[BEGIN]

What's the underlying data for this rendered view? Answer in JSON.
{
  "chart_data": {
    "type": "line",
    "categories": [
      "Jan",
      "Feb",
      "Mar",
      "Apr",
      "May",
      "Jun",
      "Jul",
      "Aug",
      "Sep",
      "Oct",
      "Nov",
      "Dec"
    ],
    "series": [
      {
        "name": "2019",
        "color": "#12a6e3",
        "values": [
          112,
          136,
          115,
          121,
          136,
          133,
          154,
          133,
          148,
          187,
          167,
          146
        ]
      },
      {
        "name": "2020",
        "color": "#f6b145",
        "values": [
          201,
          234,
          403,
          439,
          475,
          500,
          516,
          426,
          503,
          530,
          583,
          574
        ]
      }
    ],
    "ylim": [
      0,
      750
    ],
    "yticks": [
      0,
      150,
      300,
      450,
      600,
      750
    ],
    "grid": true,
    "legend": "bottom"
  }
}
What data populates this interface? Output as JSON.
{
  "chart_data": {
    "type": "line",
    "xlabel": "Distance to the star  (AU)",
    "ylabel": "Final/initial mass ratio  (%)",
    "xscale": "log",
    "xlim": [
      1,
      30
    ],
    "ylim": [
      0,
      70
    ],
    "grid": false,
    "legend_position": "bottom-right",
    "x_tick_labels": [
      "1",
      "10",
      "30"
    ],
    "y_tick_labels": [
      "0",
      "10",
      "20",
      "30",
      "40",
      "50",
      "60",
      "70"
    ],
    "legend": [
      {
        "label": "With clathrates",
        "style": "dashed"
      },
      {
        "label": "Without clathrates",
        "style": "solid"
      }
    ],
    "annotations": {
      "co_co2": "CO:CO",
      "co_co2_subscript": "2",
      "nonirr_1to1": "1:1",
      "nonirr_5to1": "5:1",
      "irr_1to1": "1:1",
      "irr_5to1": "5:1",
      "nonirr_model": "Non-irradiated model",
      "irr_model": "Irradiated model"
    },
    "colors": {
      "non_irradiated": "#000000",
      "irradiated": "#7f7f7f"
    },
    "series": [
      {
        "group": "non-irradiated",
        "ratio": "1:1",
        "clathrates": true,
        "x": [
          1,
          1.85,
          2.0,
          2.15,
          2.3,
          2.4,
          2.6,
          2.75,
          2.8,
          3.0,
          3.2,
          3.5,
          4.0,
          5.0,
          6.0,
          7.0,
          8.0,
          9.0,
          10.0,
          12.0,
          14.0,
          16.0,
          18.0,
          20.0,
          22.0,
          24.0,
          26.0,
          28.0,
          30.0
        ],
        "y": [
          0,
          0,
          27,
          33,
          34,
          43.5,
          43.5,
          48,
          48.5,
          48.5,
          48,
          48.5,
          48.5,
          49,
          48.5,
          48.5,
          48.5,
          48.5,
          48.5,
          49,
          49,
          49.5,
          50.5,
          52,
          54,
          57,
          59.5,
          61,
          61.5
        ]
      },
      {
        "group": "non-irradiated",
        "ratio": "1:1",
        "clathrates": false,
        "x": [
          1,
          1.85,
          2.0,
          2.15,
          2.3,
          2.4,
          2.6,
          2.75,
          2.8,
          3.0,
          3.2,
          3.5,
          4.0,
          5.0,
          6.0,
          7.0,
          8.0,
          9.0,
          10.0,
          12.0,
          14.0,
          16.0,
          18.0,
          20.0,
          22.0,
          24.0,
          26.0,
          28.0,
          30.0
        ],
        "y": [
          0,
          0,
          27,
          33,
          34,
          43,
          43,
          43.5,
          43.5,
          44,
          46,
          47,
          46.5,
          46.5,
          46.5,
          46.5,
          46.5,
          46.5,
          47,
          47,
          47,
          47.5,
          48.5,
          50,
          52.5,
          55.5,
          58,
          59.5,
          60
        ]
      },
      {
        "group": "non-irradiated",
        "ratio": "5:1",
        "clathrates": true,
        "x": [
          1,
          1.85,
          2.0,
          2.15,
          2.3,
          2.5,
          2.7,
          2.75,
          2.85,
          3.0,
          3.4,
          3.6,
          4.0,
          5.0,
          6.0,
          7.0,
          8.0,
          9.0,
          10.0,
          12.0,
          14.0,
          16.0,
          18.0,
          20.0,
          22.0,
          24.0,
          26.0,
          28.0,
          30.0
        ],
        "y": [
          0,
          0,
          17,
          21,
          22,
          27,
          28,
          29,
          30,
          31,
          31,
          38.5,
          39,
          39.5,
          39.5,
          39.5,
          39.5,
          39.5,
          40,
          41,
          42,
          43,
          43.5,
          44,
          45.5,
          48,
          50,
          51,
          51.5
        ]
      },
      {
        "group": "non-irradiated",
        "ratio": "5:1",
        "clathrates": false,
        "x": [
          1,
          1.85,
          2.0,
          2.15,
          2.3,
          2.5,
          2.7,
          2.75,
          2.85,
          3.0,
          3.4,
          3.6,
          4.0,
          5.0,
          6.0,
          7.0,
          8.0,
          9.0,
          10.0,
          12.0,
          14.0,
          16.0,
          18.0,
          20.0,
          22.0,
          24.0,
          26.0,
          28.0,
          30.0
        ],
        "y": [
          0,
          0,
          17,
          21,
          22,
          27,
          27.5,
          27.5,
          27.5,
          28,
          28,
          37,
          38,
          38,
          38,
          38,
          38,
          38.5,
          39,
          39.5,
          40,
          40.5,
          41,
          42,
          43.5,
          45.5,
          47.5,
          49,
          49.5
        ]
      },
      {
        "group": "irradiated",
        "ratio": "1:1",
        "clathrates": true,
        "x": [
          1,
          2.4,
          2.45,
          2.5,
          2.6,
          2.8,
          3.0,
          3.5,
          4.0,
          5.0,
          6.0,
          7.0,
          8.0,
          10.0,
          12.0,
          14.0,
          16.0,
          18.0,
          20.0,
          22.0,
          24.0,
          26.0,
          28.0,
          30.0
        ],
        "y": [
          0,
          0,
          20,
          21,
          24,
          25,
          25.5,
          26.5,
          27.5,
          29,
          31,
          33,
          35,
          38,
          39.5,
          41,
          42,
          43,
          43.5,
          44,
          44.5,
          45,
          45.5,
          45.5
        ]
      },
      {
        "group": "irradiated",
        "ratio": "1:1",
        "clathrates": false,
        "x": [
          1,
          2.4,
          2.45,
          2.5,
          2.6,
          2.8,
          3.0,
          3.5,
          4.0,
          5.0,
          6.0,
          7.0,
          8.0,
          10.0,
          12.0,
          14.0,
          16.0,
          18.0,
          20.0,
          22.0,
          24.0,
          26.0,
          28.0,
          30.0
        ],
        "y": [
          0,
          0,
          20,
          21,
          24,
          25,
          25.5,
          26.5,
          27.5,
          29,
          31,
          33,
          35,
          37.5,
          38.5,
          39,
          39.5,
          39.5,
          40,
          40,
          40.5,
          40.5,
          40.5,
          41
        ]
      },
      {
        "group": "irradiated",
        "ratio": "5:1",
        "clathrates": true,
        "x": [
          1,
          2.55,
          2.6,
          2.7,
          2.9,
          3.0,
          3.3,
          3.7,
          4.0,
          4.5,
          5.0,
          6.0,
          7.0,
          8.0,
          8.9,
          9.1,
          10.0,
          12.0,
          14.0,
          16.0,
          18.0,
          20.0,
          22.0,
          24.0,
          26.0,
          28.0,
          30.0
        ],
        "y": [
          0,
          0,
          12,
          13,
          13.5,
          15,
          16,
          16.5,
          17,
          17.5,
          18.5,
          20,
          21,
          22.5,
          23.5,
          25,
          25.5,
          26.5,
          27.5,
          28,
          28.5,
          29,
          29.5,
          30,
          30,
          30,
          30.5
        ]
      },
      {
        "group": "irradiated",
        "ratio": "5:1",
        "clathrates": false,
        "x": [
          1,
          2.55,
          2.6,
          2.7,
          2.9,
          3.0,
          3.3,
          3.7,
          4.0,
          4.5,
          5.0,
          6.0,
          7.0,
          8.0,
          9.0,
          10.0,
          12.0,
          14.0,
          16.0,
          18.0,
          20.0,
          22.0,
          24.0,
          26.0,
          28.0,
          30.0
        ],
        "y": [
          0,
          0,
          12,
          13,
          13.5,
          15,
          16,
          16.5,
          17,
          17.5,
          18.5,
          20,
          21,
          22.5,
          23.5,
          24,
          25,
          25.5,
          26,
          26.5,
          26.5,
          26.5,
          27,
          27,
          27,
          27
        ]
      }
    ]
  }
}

[END]

JOB: Collect the complete line wherever the string "this" appears in the records.

COMPLETE ANSWER:
What's the underlying data for this rendered view? Answer in JSON.
What data populates this interface? Output as JSON.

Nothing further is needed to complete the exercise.